What to produce -
In your copy, repeat the records exactly and leave out the pictures.
-------- Data extract
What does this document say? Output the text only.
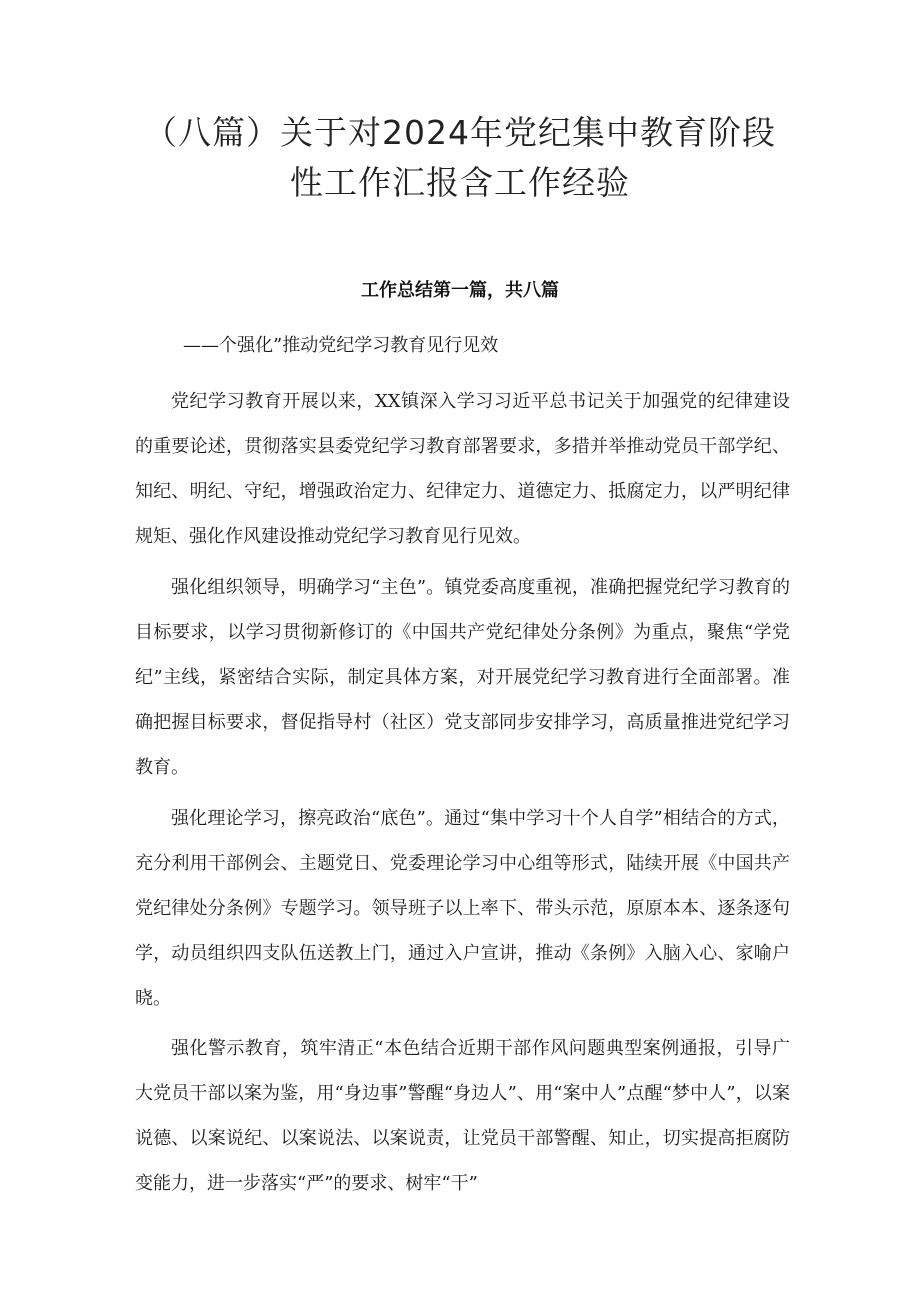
（八篇）关于对2024年党纪集中教育阶段
性工作汇报含工作经验
工作总结第一篇，共八篇

——个强化”推动党纪学习教育见行见效

党纪学习教育开展以来，XX镇深入学习习近平总书记关于加强党的纪律建设的重要论述，贯彻落实县委党纪学习教育部署要求，多措并举推动党员干部学纪、知纪、明纪、守纪，增强政治定力、纪律定力、道德定力、抵腐定力，以严明纪律规矩、强化作风建设推动党纪学习教育见行见效。

强化组织领导，明确学习“主色”。镇党委高度重视，准确把握党纪学习教育的目标要求，以学习贯彻新修订的《中国共产党纪律处分条例》为重点，聚焦“学党纪”主线，紧密结合实际，制定具体方案，对开展党纪学习教育进行全面部署。准确把握目标要求，督促指导村（社区）党支部同步安排学习，高质量推进党纪学习教育。

强化理论学习，擦亮政治“底色”。通过“集中学习十个人自学”相结合的方式，充分利用干部例会、主题党日、党委理论学习中心组等形式，陆续开展《中国共产党纪律处分条例》专题学习。领导班子以上率下、带头示范，原原本本、逐条逐句学，动员组织四支队伍送教上门，通过入户宣讲，推动《条例》入脑入心、家喻户晓。

强化警示教育，筑牢清正“本色结合近期干部作风问题典型案例通报，引导广大党员干部以案为鉴，用“身边事”警醒“身边人”、用“案中人”点醒“梦中人”，以案说德、以案说纪、以案说法、以案说责，让党员干部警醒、知止，切实提高拒腐防变能力，进一步落实“严”的要求、树牢“干”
----------------
Problem solution -
What does this document say? Output the text only.
（八篇）关于对2024年党纪集中教育阶段
性工作汇报含工作经验
工作总结第一篇，共八篇

——个强化”推动党纪学习教育见行见效

党纪学习教育开展以来，XX镇深入学习习近平总书记关于加强党的纪律建设的重要论述，贯彻落实县委党纪学习教育部署要求，多措并举推动党员干部学纪、知纪、明纪、守纪，增强政治定力、纪律定力、道德定力、抵腐定力，以严明纪律规矩、强化作风建设推动党纪学习教育见行见效。

强化组织领导，明确学习“主色”。镇党委高度重视，准确把握党纪学习教育的目标要求，以学习贯彻新修订的《中国共产党纪律处分条例》为重点，聚焦“学党纪”主线，紧密结合实际，制定具体方案，对开展党纪学习教育进行全面部署。准确把握目标要求，督促指导村（社区）党支部同步安排学习，高质量推进党纪学习教育。

强化理论学习，擦亮政治“底色”。通过“集中学习十个人自学”相结合的方式，充分利用干部例会、主题党日、党委理论学习中心组等形式，陆续开展《中国共产党纪律处分条例》专题学习。领导班子以上率下、带头示范，原原本本、逐条逐句学，动员组织四支队伍送教上门，通过入户宣讲，推动《条例》入脑入心、家喻户晓。

强化警示教育，筑牢清正“本色结合近期干部作风问题典型案例通报，引导广大党员干部以案为鉴，用“身边事”警醒“身边人”、用“案中人”点醒“梦中人”，以案说德、以案说纪、以案说法、以案说责，让党员干部警醒、知止，切实提高拒腐防变能力，进一步落实“严”的要求、树牢“干”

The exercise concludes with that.